(Collected data entries)
::::
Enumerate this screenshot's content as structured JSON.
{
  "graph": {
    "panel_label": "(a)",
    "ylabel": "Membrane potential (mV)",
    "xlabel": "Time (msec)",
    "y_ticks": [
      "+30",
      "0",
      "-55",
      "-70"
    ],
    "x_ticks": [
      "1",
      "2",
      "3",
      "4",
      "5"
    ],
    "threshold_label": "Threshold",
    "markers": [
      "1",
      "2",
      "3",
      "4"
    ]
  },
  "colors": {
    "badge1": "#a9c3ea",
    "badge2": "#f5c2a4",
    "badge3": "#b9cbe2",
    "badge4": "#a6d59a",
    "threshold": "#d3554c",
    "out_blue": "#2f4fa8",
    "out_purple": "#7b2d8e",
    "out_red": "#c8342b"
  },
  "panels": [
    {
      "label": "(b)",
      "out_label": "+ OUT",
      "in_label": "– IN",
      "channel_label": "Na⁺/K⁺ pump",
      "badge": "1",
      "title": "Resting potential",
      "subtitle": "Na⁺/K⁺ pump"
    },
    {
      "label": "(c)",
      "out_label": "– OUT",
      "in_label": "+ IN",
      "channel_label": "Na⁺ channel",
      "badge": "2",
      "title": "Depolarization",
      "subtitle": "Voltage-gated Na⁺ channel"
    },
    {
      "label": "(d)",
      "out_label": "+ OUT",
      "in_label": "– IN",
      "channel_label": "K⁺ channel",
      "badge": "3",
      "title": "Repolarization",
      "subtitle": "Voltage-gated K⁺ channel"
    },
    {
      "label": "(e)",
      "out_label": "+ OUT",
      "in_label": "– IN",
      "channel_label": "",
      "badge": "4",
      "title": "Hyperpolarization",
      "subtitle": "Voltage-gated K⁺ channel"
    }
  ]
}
::::
• _To be done_
Write out the full listing, keeping every line exactly as it is.

• _Exercise solution_
Enumerate this screenshot's content as structured JSON.
{
  "graph": {
    "panel_label": "(a)",
    "ylabel": "Membrane potential (mV)",
    "xlabel": "Time (msec)",
    "y_ticks": [
      "+30",
      "0",
      "-55",
      "-70"
    ],
    "x_ticks": [
      "1",
      "2",
      "3",
      "4",
      "5"
    ],
    "threshold_label": "Threshold",
    "markers": [
      "1",
      "2",
      "3",
      "4"
    ]
  },
  "colors": {
    "badge1": "#a9c3ea",
    "badge2": "#f5c2a4",
    "badge3": "#b9cbe2",
    "badge4": "#a6d59a",
    "threshold": "#d3554c",
    "out_blue": "#2f4fa8",
    "out_purple": "#7b2d8e",
    "out_red": "#c8342b"
  },
  "panels": [
    {
      "label": "(b)",
      "out_label": "+ OUT",
      "in_label": "– IN",
      "channel_label": "Na⁺/K⁺ pump",
      "badge": "1",
      "title": "Resting potential",
      "subtitle": "Na⁺/K⁺ pump"
    },
    {
      "label": "(c)",
      "out_label": "– OUT",
      "in_label": "+ IN",
      "channel_label": "Na⁺ channel",
      "badge": "2",
      "title": "Depolarization",
      "subtitle": "Voltage-gated Na⁺ channel"
    },
    {
      "label": "(d)",
      "out_label": "+ OUT",
      "in_label": "– IN",
      "channel_label": "K⁺ channel",
      "badge": "3",
      "title": "Repolarization",
      "subtitle": "Voltage-gated K⁺ channel"
    },
    {
      "label": "(e)",
      "out_label": "+ OUT",
      "in_label": "– IN",
      "channel_label": "",
      "badge": "4",
      "title": "Hyperpolarization",
      "subtitle": "Voltage-gated K⁺ channel"
    }
  ]
}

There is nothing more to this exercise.